In the material below, find how many lines contain the string "Yazdanjouei". Write only that number.

***** Data for the task

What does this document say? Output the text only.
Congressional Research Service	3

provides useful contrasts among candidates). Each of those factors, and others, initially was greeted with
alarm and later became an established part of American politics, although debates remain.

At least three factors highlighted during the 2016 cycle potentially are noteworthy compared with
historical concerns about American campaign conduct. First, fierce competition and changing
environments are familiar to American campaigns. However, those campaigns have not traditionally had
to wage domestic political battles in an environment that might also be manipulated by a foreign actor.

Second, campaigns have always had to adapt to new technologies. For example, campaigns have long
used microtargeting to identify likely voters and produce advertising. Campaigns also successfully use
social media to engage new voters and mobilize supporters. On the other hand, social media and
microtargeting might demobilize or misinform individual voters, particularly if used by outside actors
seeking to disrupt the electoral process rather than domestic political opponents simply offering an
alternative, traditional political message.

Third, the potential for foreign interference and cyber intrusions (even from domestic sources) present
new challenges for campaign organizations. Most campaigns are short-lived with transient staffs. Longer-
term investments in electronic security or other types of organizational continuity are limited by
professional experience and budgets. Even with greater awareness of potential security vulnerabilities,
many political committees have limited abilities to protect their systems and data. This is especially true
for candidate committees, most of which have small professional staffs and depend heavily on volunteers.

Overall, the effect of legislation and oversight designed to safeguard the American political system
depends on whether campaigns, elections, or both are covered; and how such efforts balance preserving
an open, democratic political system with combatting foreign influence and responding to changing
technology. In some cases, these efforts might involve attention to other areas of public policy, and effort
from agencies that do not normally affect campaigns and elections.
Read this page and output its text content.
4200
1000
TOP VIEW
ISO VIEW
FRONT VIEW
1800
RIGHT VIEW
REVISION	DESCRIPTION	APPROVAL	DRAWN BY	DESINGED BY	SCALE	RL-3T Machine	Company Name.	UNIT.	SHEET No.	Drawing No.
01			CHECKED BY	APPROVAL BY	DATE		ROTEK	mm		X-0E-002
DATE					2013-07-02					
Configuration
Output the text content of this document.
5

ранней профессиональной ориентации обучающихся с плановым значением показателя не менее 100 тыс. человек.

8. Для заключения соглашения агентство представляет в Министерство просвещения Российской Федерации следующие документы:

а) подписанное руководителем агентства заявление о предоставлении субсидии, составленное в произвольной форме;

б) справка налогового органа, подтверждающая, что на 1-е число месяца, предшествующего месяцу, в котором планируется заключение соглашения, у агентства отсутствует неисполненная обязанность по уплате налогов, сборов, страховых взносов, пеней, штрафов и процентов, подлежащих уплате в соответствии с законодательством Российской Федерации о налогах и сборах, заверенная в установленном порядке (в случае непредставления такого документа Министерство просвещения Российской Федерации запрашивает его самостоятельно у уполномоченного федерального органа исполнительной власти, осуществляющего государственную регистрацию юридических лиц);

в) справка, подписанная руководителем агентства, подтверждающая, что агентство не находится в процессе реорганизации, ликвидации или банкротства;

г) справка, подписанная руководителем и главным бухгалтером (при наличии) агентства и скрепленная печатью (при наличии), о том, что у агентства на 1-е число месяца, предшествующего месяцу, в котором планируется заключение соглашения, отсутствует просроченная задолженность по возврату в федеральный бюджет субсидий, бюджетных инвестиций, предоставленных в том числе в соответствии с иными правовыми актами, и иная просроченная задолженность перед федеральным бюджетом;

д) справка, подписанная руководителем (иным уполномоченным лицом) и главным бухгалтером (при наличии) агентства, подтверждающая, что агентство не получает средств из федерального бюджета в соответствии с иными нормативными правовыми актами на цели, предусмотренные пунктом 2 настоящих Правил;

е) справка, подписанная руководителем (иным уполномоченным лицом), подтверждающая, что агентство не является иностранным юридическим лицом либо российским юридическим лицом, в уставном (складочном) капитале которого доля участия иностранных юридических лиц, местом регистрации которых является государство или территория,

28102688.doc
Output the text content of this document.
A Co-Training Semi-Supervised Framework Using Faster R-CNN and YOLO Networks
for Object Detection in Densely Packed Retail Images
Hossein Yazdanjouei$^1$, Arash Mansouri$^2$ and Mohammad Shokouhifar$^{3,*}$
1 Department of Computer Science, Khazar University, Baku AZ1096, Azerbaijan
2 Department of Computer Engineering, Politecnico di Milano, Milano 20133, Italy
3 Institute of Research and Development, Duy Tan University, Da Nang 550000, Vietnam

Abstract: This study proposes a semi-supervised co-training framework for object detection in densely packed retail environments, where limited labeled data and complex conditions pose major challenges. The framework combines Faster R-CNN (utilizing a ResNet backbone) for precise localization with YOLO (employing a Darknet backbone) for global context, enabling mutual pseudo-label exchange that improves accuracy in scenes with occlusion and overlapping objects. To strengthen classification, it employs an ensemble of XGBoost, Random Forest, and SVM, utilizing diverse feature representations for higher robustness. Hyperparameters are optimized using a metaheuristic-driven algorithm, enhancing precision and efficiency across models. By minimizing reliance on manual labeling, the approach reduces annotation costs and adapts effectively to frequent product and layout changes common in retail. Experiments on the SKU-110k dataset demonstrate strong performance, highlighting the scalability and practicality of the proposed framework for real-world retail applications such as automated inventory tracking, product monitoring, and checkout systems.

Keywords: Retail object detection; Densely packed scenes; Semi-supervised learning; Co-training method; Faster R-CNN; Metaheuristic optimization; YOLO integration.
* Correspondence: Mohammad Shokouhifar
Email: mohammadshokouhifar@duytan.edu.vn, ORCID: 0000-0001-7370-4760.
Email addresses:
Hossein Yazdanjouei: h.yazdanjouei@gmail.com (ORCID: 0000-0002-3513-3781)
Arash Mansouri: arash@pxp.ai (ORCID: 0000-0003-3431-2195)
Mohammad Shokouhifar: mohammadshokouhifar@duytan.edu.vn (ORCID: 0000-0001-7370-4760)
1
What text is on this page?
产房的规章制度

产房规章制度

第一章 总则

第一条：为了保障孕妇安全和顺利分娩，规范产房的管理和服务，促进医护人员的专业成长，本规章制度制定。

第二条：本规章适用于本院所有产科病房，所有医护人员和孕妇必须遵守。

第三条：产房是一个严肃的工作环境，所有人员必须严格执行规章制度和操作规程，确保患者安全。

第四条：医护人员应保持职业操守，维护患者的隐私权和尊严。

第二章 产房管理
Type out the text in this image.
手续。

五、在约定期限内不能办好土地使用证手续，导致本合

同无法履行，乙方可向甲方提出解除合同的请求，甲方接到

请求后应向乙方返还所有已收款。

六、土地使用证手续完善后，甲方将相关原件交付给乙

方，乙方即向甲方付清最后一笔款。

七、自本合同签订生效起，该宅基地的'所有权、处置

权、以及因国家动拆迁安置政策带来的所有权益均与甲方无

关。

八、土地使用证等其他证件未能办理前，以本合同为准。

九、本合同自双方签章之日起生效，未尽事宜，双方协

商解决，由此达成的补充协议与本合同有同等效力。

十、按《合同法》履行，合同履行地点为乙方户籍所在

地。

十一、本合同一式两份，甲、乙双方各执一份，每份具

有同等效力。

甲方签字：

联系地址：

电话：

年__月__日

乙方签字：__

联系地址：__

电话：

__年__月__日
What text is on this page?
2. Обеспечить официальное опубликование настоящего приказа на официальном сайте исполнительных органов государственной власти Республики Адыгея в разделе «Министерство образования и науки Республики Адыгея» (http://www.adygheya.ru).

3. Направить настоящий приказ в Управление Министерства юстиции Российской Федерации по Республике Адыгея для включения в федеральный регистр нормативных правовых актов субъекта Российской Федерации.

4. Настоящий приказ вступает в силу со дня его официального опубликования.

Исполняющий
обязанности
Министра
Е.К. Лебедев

**********

§ Complete output:
2